WORK TO COMPLETE: Transcribe the listing word for word.

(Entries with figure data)
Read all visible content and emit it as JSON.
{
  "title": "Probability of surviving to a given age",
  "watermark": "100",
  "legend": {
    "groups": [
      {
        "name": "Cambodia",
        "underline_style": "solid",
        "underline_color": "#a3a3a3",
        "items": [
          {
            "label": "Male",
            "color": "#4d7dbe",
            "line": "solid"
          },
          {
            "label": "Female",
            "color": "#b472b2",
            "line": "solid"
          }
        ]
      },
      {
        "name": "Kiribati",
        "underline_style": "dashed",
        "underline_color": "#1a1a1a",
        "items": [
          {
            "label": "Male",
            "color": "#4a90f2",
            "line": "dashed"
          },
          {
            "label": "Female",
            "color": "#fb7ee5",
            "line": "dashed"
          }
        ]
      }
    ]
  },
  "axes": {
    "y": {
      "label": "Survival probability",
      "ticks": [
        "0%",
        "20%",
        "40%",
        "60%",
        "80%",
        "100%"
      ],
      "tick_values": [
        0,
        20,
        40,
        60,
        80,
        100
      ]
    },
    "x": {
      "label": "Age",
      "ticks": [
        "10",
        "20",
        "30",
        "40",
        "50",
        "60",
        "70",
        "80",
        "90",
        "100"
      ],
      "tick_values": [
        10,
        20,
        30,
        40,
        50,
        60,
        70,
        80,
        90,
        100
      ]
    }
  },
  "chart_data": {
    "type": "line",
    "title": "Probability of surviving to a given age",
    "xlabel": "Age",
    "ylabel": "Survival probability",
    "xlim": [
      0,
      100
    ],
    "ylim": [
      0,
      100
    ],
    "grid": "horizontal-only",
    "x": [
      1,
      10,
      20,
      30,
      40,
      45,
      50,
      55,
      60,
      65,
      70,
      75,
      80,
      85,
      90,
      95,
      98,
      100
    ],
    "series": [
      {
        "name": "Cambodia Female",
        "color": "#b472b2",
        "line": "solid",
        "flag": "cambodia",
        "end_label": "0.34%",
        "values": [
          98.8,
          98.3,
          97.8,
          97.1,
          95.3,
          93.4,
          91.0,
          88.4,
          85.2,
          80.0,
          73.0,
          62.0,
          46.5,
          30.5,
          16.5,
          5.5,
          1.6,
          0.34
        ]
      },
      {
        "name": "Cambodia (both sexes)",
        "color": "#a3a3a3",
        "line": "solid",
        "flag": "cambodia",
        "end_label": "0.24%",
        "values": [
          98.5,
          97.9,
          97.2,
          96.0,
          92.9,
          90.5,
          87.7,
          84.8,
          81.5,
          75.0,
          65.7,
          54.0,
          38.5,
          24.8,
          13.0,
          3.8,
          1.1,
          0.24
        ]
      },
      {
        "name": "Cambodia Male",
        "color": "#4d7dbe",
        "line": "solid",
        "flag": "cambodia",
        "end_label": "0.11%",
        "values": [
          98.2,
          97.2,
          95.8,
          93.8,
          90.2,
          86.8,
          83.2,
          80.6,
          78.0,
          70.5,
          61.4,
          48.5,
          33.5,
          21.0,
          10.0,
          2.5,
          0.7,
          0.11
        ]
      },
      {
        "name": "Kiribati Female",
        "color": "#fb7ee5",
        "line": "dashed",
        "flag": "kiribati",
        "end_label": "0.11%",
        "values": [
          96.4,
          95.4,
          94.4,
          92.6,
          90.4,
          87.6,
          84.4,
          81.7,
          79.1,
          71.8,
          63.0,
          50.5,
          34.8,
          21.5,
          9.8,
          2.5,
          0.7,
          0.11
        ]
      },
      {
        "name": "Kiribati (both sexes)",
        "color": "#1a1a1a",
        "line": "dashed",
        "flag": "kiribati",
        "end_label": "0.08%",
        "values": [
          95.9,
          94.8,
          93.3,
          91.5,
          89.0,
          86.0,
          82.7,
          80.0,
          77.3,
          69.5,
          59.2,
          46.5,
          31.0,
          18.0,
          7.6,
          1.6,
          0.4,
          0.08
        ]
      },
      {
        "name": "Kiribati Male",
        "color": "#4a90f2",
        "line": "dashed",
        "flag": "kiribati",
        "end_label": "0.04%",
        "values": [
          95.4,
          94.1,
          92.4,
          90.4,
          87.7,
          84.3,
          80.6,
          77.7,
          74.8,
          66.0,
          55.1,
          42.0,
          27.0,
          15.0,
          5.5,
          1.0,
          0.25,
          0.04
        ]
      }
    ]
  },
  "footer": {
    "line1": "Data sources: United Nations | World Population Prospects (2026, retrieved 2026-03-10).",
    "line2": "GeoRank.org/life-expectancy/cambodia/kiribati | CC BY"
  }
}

SOLUTION FOR THIS PROBLEM:
Read all visible content and emit it as JSON.
{
  "title": "Probability of surviving to a given age",
  "watermark": "100",
  "legend": {
    "groups": [
      {
        "name": "Cambodia",
        "underline_style": "solid",
        "underline_color": "#a3a3a3",
        "items": [
          {
            "label": "Male",
            "color": "#4d7dbe",
            "line": "solid"
          },
          {
            "label": "Female",
            "color": "#b472b2",
            "line": "solid"
          }
        ]
      },
      {
        "name": "Kiribati",
        "underline_style": "dashed",
        "underline_color": "#1a1a1a",
        "items": [
          {
            "label": "Male",
            "color": "#4a90f2",
            "line": "dashed"
          },
          {
            "label": "Female",
            "color": "#fb7ee5",
            "line": "dashed"
          }
        ]
      }
    ]
  },
  "axes": {
    "y": {
      "label": "Survival probability",
      "ticks": [
        "0%",
        "20%",
        "40%",
        "60%",
        "80%",
        "100%"
      ],
      "tick_values": [
        0,
        20,
        40,
        60,
        80,
        100
      ]
    },
    "x": {
      "label": "Age",
      "ticks": [
        "10",
        "20",
        "30",
        "40",
        "50",
        "60",
        "70",
        "80",
        "90",
        "100"
      ],
      "tick_values": [
        10,
        20,
        30,
        40,
        50,
        60,
        70,
        80,
        90,
        100
      ]
    }
  },
  "chart_data": {
    "type": "line",
    "title": "Probability of surviving to a given age",
    "xlabel": "Age",
    "ylabel": "Survival probability",
    "xlim": [
      0,
      100
    ],
    "ylim": [
      0,
      100
    ],
    "grid": "horizontal-only",
    "x": [
      1,
      10,
      20,
      30,
      40,
      45,
      50,
      55,
      60,
      65,
      70,
      75,
      80,
      85,
      90,
      95,
      98,
      100
    ],
    "series": [
      {
        "name": "Cambodia Female",
        "color": "#b472b2",
        "line": "solid",
        "flag": "cambodia",
        "end_label": "0.34%",
        "values": [
          98.8,
          98.3,
          97.8,
          97.1,
          95.3,
          93.4,
          91.0,
          88.4,
          85.2,
          80.0,
          73.0,
          62.0,
          46.5,
          30.5,
          16.5,
          5.5,
          1.6,
          0.34
        ]
      },
      {
        "name": "Cambodia (both sexes)",
        "color": "#a3a3a3",
        "line": "solid",
        "flag": "cambodia",
        "end_label": "0.24%",
        "values": [
          98.5,
          97.9,
          97.2,
          96.0,
          92.9,
          90.5,
          87.7,
          84.8,
          81.5,
          75.0,
          65.7,
          54.0,
          38.5,
          24.8,
          13.0,
          3.8,
          1.1,
          0.24
        ]
      },
      {
        "name": "Cambodia Male",
        "color": "#4d7dbe",
        "line": "solid",
        "flag": "cambodia",
        "end_label": "0.11%",
        "values": [
          98.2,
          97.2,
          95.8,
          93.8,
          90.2,
          86.8,
          83.2,
          80.6,
          78.0,
          70.5,
          61.4,
          48.5,
          33.5,
          21.0,
          10.0,
          2.5,
          0.7,
          0.11
        ]
      },
      {
        "name": "Kiribati Female",
        "color": "#fb7ee5",
        "line": "dashed",
        "flag": "kiribati",
        "end_label": "0.11%",
        "values": [
          96.4,
          95.4,
          94.4,
          92.6,
          90.4,
          87.6,
          84.4,
          81.7,
          79.1,
          71.8,
          63.0,
          50.5,
          34.8,
          21.5,
          9.8,
          2.5,
          0.7,
          0.11
        ]
      },
      {
        "name": "Kiribati (both sexes)",
        "color": "#1a1a1a",
        "line": "dashed",
        "flag": "kiribati",
        "end_label": "0.08%",
        "values": [
          95.9,
          94.8,
          93.3,
          91.5,
          89.0,
          86.0,
          82.7,
          80.0,
          77.3,
          69.5,
          59.2,
          46.5,
          31.0,
          18.0,
          7.6,
          1.6,
          0.4,
          0.08
        ]
      },
      {
        "name": "Kiribati Male",
        "color": "#4a90f2",
        "line": "dashed",
        "flag": "kiribati",
        "end_label": "0.04%",
        "values": [
          95.4,
          94.1,
          92.4,
          90.4,
          87.7,
          84.3,
          80.6,
          77.7,
          74.8,
          66.0,
          55.1,
          42.0,
          27.0,
          15.0,
          5.5,
          1.0,
          0.25,
          0.04
        ]
      }
    ]
  },
  "footer": {
    "line1": "Data sources: United Nations | World Population Prospects (2026, retrieved 2026-03-10).",
    "line2": "GeoRank.org/life-expectancy/cambodia/kiribati | CC BY"
  }
}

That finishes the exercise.